- **What is needed**
Reproduce without any changes everything in the data from the line that contains "Patent image size: (663, 495)." down to the end of the data, with both ends included.

>> start Supplied records

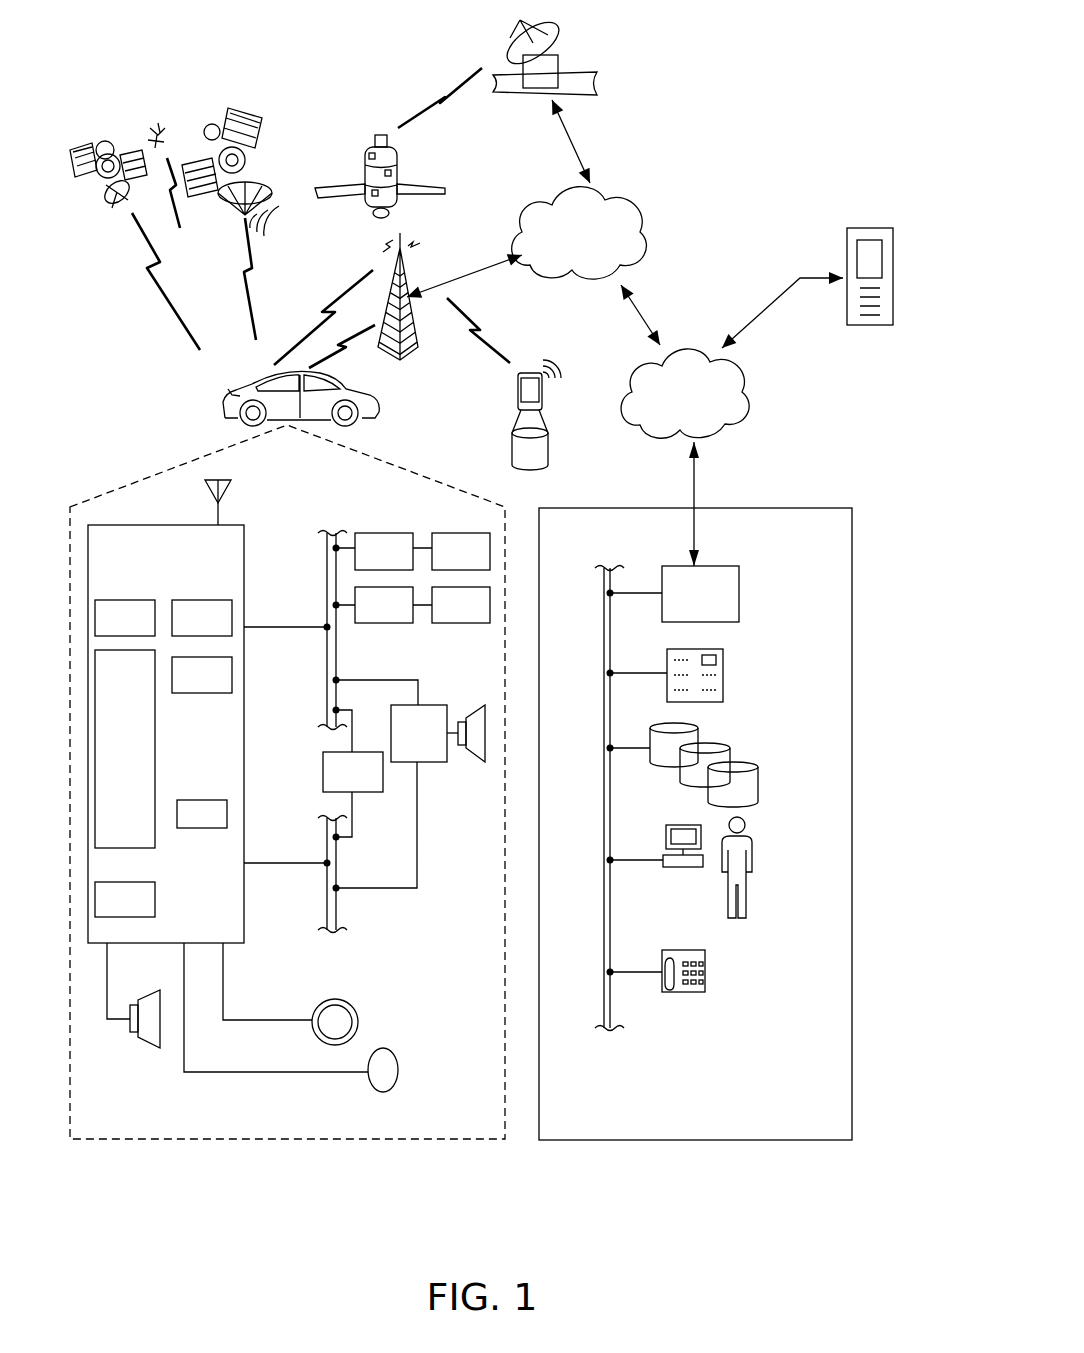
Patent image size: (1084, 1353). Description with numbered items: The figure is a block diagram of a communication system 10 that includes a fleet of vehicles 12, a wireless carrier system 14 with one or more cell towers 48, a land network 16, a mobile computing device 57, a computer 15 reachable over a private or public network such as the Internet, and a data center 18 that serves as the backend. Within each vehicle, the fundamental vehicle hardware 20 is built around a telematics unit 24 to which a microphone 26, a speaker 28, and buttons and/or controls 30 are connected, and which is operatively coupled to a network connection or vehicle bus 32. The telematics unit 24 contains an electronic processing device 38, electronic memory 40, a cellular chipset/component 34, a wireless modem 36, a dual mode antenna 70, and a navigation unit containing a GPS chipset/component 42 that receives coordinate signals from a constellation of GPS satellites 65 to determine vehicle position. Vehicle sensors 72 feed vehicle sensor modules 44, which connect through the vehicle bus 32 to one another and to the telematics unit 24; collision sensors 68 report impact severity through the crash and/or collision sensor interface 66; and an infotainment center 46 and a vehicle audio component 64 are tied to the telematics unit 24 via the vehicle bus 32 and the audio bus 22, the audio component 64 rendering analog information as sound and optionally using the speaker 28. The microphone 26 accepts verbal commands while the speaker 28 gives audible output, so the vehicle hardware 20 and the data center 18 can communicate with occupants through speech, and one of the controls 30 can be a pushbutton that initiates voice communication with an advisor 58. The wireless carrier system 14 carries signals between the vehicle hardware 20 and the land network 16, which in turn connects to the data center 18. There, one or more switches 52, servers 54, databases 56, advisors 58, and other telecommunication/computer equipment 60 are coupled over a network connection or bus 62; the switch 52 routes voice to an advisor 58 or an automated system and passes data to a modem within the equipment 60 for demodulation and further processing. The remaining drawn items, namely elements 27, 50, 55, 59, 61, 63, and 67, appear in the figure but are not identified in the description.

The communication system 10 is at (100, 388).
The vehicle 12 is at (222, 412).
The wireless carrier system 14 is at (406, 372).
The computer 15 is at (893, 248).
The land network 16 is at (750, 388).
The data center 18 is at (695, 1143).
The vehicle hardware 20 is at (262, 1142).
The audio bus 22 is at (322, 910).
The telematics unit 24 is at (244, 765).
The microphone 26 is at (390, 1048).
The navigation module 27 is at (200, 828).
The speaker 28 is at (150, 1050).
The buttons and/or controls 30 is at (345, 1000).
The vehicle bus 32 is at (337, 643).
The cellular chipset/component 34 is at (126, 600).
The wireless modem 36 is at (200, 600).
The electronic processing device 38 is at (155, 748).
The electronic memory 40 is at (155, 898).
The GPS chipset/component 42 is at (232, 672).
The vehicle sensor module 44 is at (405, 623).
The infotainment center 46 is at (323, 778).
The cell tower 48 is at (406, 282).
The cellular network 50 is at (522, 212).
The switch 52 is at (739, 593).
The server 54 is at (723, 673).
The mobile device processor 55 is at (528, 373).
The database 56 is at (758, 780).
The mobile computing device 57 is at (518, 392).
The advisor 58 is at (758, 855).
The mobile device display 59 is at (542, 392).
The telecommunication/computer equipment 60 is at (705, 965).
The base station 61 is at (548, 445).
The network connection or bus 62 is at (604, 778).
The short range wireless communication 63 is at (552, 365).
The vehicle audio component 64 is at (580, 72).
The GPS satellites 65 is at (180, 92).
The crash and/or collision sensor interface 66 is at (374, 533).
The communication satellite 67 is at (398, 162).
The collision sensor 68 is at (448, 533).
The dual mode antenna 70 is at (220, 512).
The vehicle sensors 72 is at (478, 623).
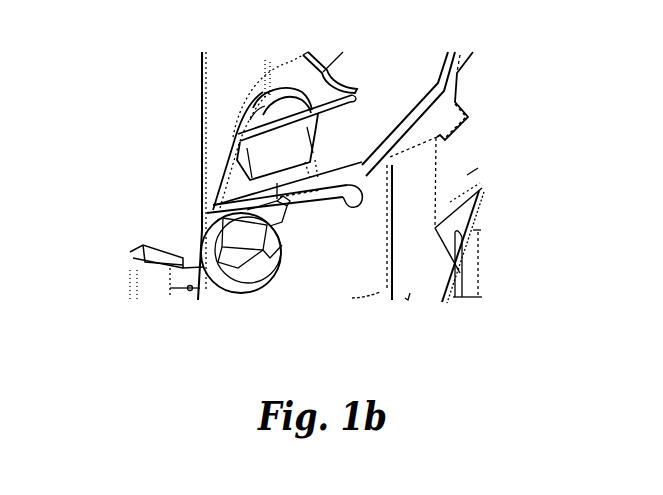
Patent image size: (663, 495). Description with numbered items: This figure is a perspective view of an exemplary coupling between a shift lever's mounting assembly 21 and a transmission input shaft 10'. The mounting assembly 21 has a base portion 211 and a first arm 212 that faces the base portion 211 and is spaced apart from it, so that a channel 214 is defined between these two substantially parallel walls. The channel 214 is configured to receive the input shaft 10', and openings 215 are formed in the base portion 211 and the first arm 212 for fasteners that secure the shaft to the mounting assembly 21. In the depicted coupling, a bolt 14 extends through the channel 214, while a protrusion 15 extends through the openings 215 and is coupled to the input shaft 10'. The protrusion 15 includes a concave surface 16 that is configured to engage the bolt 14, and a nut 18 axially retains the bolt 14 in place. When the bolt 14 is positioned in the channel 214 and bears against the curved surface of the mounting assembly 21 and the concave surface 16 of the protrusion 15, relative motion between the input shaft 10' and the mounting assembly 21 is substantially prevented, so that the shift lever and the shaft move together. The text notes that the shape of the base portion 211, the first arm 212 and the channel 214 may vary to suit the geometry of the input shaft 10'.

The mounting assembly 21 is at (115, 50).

>> end Supplied records

- **Correct response**
Patent image size: (663, 495). Description with numbered items: This figure is a perspective view of an exemplary coupling between a shift lever's mounting assembly 21 and a transmission input shaft 10'. The mounting assembly 21 has a base portion 211 and a first arm 212 that faces the base portion 211 and is spaced apart from it, so that a channel 214 is defined between these two substantially parallel walls. The channel 214 is configured to receive the input shaft 10', and openings 215 are formed in the base portion 211 and the first arm 212 for fasteners that secure the shaft to the mounting assembly 21. In the depicted coupling, a bolt 14 extends through the channel 214, while a protrusion 15 extends through the openings 215 and is coupled to the input shaft 10'. The protrusion 15 includes a concave surface 16 that is configured to engage the bolt 14, and a nut 18 axially retains the bolt 14 in place. When the bolt 14 is positioned in the channel 214 and bears against the curved surface of the mounting assembly 21 and the concave surface 16 of the protrusion 15, relative motion between the input shaft 10' and the mounting assembly 21 is substantially prevented, so that the shift lever and the shaft move together. The text notes that the shape of the base portion 211, the first arm 212 and the channel 214 may vary to suit the geometry of the input shaft 10'.

The mounting assembly 21 is at (115, 50).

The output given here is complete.